[Required work]
- 1) In the forum post on artificial content, what yearly price for a .com domain does the poster suggest instead of $10?
- 2) Shorten the paragraph of the forum post on artificial content that begins "Seems there are lots of sources" into a brief bulleted list that keeps its main facts.

[Text excerpt]
----

I agree with ted - hopefully they get zapped back down. Perhaps it was "freshness".

enigma1

10:40 am on Apr 22, 2011 (gmt 0)

WebmasterWorld Senior Member 10+ Year Member



Seems there are lots of sources and several methods for artificial content generation that's coming up for many generic searches. It can be translated, automatically created or retrieved from databases and then adjusted differently before public exposure.

As far I can see with databases, there are sites - article directories for instance, where they have tons of "content" presumably of poor quality or scrapped original content, which in turn circulates to various new domains. I guess having some tools in-between they can "fine-tune" the content or perform translations at the top. And seems the end result so far is not quite filtered by Google.

Sometimes is obvious the content is translated, other times you need to carefully read an article posted before realizing some details are just not there which you would expect from someone who put some thought writing it. That is, if you know something about the subject. Otherwise to a newcomer the vocabulary used may look attractive.

I find it much easier to detect the sites from the domain name. With spam sites if the domain name length is short, the chances are, it will consist of random characters otherwise it's way too long with spammy keywords.

In my view, there is a simple way for this problem to be solved and without Google need to do something not even getting involved. And that is the cost for renting the domain name.

Instead of $10 per year for .com, it should cost $100 or more. Or it could stay $10 per year but you would need to pay in advance for 10 or 20 years. Right now the domain value is so low - something critical for a site - and someone doesn't need to do a real investment in the long run and anything goes as we see.

----

[Entries provided]
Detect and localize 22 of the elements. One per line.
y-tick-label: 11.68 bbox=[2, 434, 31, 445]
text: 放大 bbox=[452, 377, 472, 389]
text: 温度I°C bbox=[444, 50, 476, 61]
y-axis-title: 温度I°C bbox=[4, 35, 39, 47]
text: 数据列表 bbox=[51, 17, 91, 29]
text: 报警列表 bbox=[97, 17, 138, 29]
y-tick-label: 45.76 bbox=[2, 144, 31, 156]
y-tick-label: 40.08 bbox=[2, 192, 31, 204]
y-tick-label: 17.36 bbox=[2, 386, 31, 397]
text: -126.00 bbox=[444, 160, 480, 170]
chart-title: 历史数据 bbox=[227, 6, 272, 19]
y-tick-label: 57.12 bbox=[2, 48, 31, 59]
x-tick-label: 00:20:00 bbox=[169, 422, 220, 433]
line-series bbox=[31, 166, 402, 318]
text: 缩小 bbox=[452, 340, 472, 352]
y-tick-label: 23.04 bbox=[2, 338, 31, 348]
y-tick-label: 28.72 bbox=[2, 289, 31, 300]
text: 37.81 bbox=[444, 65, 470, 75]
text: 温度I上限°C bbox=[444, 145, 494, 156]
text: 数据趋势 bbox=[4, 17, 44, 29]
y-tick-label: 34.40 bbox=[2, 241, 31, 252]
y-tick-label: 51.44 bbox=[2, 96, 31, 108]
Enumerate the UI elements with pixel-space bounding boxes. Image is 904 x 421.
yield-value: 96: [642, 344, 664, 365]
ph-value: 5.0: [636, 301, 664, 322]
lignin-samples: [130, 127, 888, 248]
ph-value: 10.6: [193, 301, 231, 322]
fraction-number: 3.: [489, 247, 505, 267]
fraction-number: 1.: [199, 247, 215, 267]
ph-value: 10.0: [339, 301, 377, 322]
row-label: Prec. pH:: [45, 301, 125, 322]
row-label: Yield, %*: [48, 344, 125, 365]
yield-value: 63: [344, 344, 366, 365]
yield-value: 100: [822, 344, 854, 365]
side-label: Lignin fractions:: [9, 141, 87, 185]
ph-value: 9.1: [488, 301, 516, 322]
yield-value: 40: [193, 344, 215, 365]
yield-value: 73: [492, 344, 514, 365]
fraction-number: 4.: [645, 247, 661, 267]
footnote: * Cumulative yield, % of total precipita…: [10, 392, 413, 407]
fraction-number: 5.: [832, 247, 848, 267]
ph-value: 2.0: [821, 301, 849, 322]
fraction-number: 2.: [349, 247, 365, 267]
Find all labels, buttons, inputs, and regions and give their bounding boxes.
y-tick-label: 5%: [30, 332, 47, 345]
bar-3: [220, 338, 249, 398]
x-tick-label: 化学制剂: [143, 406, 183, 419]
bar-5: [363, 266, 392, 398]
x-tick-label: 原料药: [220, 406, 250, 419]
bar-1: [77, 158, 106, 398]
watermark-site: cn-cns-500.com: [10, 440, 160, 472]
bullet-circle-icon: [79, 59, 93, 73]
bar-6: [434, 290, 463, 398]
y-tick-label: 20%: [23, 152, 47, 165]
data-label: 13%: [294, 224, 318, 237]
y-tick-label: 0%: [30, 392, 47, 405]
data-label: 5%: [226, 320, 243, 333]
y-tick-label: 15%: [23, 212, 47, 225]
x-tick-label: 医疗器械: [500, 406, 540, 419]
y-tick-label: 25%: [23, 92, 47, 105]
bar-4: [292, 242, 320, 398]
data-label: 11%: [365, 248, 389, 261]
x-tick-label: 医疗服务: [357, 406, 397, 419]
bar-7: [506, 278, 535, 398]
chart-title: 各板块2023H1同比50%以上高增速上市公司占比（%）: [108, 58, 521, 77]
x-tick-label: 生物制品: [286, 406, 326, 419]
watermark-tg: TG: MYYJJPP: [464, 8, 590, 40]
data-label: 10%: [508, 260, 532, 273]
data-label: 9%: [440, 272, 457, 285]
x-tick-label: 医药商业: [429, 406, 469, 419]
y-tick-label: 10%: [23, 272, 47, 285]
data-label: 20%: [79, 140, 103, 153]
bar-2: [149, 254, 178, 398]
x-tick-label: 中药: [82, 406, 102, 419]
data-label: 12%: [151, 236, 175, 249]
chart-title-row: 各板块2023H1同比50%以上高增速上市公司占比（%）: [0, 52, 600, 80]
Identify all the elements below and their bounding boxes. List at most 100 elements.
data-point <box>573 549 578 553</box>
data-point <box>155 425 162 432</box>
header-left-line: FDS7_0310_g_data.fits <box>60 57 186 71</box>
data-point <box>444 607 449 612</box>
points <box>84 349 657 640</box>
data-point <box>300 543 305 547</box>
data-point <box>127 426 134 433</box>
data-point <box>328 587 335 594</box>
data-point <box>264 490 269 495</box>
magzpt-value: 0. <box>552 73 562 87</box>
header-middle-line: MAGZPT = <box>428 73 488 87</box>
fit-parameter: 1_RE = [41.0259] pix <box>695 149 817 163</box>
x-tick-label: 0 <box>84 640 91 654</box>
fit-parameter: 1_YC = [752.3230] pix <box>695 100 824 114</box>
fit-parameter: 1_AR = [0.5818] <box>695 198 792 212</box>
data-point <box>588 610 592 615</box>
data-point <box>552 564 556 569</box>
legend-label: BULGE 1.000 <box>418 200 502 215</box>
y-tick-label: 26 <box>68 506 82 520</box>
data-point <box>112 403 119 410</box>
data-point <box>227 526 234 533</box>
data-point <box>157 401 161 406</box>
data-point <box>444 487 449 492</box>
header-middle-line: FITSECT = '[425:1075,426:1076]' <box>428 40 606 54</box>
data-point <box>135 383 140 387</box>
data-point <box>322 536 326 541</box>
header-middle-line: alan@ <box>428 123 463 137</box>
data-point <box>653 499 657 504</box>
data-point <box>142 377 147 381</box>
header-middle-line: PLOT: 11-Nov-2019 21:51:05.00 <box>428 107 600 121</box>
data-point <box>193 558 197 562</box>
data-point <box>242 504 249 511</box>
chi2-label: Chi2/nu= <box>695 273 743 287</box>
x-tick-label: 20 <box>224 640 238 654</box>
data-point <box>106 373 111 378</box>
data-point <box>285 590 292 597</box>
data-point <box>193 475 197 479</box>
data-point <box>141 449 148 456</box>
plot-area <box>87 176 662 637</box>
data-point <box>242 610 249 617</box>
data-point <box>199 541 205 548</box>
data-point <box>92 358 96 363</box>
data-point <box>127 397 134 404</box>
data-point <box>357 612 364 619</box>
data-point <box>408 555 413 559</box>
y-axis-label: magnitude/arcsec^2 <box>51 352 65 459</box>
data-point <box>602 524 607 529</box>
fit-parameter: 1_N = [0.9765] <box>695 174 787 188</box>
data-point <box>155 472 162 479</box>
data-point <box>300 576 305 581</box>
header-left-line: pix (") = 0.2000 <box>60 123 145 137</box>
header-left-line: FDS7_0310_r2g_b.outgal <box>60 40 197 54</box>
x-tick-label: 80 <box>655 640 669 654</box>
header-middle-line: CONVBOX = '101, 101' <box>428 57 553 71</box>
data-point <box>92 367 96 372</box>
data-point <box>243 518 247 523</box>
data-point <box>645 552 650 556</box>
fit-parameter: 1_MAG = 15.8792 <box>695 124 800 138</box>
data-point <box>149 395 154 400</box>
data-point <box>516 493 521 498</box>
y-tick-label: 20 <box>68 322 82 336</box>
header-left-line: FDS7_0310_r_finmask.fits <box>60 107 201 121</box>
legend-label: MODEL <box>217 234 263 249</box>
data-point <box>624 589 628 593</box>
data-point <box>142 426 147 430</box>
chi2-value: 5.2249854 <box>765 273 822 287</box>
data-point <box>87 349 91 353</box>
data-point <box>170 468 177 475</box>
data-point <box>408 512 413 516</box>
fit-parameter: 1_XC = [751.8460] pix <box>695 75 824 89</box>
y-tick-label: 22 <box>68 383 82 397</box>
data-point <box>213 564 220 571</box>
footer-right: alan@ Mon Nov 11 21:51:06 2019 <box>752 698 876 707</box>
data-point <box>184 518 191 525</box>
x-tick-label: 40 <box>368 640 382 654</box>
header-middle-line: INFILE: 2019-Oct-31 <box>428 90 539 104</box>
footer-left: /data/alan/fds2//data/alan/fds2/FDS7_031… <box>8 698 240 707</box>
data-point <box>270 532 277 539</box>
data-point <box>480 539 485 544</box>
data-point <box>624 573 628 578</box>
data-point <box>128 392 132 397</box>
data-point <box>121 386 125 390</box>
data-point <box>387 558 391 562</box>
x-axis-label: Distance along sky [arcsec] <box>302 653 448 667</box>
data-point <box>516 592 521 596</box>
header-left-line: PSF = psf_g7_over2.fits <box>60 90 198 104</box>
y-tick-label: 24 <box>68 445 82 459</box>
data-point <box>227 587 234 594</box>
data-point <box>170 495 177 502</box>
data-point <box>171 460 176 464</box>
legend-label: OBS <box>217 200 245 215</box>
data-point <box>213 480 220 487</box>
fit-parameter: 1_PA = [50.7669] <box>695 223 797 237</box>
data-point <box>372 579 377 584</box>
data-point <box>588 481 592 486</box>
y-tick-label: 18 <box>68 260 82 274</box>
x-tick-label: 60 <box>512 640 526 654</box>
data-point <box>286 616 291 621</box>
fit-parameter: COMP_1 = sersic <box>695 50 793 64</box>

----

[Solutions to the problems]
- 1) $100 or more per year.

- 2)
- Artificial content from many sources and methods is showing up for many generic searches.
- It can be translated, created automatically, or pulled from databases.
- It is then adjusted in various ways before being published.